═══ SOURCE TEXT ═══

Is there an easy way to use tags to discriminate types but still retain the original functionality with functions that don't support the tags?

Consider the overview example which I've modified with pseudocode demonstrating what I wish to do. Is there a way to do something like:

#include <boost/hana.hpp>
#include <boost/hana/ext/std/type_traits.hpp>
#include <cassert>
#include <string>
using namespace boost::hana;
using namespace boost::hana::literals;

struct Fish{};
struct Cat{};
struct Dog{};

tag<std::string,Fish> FishStr;
tag<std::string,Cat> CatStr;
tag<std::string,Dog> DogStr;

int main() {
  // Sequences capable of holding heterogeneous objects, and algorithms
  // to manipulate them.
  auto animals = make_tuple(FishStr{"Nemo"}, CatStr{"Garfield"}, DogStr{"Snoopy"});
  auto names = transform(animals, [](auto a) {
    return a;
  });
  assert(reverse(names) == make_tuple("Snoopy", "Garfield", "Nemo"));
  auto fish = filter(animal_types, [](auto a) {
    return traits::is_tagged(a,Fish());
  });
  static_assert(fish == make_tuple(type<FishStr>), "");
}

I don't think this would compile, but is there something to that effect available in the repository?

ldionne commented 9 years ago

Does the following do what you want?

#include <boost/hana.hpp>
#include <cassert>
#include <string>
using namespace boost::hana;
using namespace std::literals;

struct Fish { };
struct Cat { };
struct Dog { };

int main() {
  auto animals = make_tuple(make_pair(type<Fish>, "Nemo"s),
                            make_pair(type<Cat>, "Garfield"s),
                            make_pair(type<Dog>, "Snoopy"s));
  auto fish = filter(animals, [](auto t) {
    return first(t) == type<Fish>;
  });
  assert(fish == make_tuple(make_pair(type<Fish>, "Nemo"s)));
}

You can then use keys or transform to get only the relevant part of the pair (the type or the string), as needed.

ahundt commented 9 years ago

Cool, that definitely solves the problem when I can define the types myself! I love how concise hana can be.

That lead me to another possibility. User defined types may be where pair syntax breaks down, because a struct with several data members containing say, vectors of torques positions and velocities couldn't go through a simple make_pair.

How would you approach incorporating user defined data like PetStore below into an architecture that can be used like your example above in addition to the existing types we already defined above?

═══ RAW DATA ═══

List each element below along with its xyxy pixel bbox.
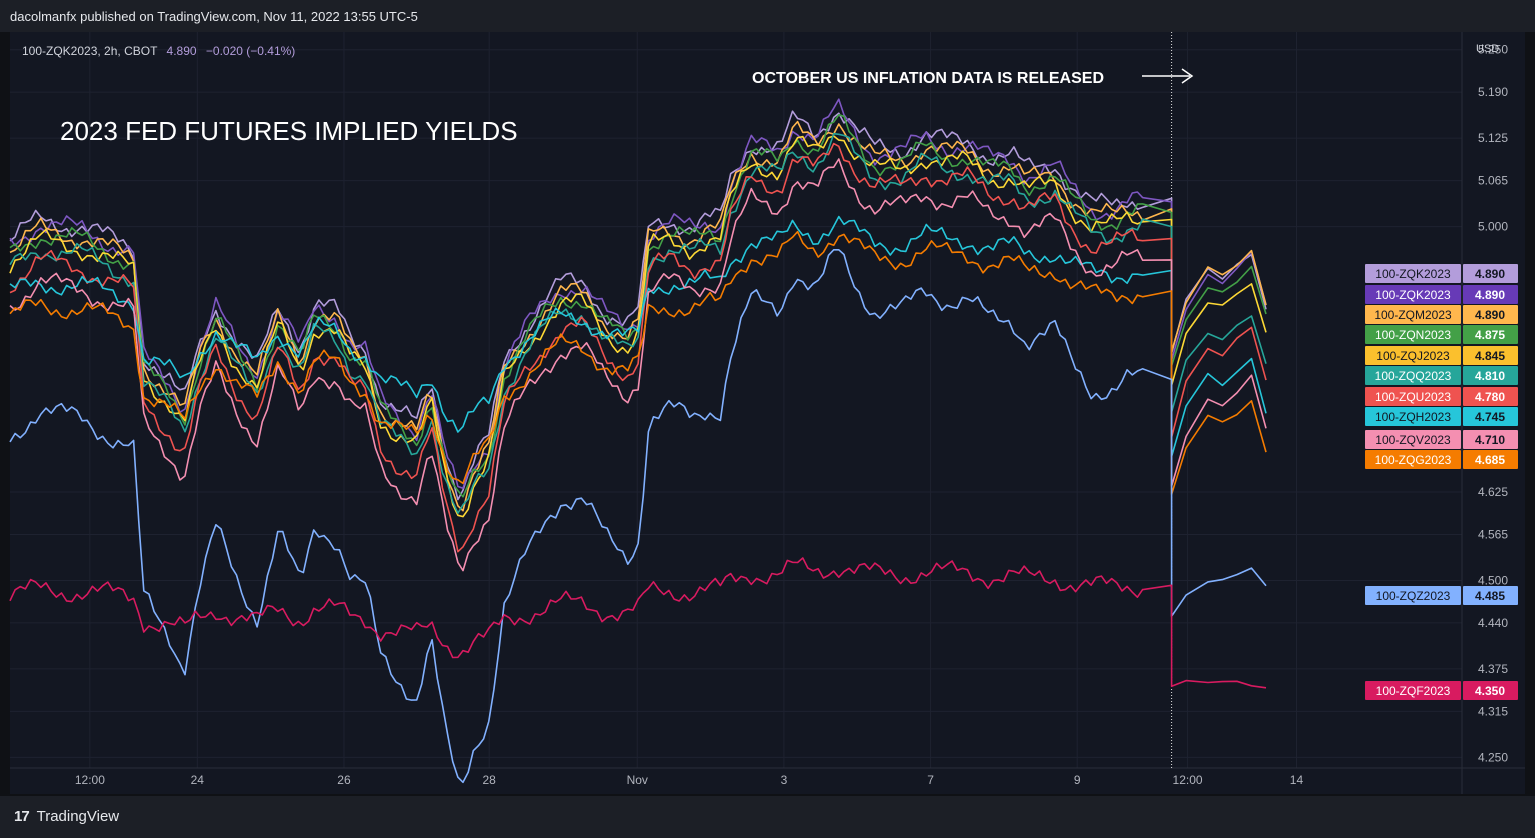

═══

### WRITTEN EXERCISE A
Check each statement against the Boost.Hana thread and answer yes or no, quoting the words of the thread that decide it. (i) In the reply's code, a pair is kept as a fish when its first element equals type<Fish>. (ii) The first poster expected the pseudocode to compile. (iii) The first poster says pair syntax may break down for user defined types.
### WRITTEN EXERCISE B
In the Boost.Hana thread, what does ldionne say can be used to get only the relevant part of each pair?
### WRITTEN EXERCISE C
Carry on the Boost.Hana thread from its last sentence.

### WRITTEN ANSWER A
(i) Yes: "return first(t) == type<Fish>;"
(ii) No: "I don't think this would compile"
(iii) Yes: "User defined types may be where pair syntax breaks down"

### WRITTEN ANSWER B
Keys or transform.

### WRITTEN ANSWER C
struct PetStore {
std::vector<std::string> fish;
std::vector<std::string> cats;
std::vector<std::string> dogs;
}

struct PetsAtHome {
  std::string dog;
  char[55]   cat;
  std::string gerbil;
}

typedef std::vector<PetsAtHome> PetsInNeigborhood;

To provide a clearer picture here are the goals I'm imagining:

a small metaprogram to serialize/deserialize type discriminated data
separation of data structures and algorithms, perhaps via a small metaprogram to unpack the data from user defined types to feed data into an algorithm, such as how boost.geometry supports them.
algorithms that perform calculations based on not just the type but also the unit of the data, like in boost.units
conversion of data from one user defined format to another based on the tag data supplied with the function call, such as copying data from PetStore to each of PetsAtHome and PetsInNeigborhood to the extent possible.

I know that's outside the bounds of my initial question but one thing leads to another... I'm still learning the right way to think about these things so I really appreciate your feedback.

ldionne commented 9 years ago

Can you please clarify what you mean by type discriminated data? Do you mean an object (of a C++ type T), which is associated to another type D. Then, you're interested in manipulating objects of type T, while still keeping the information contained in type D associated to those objects?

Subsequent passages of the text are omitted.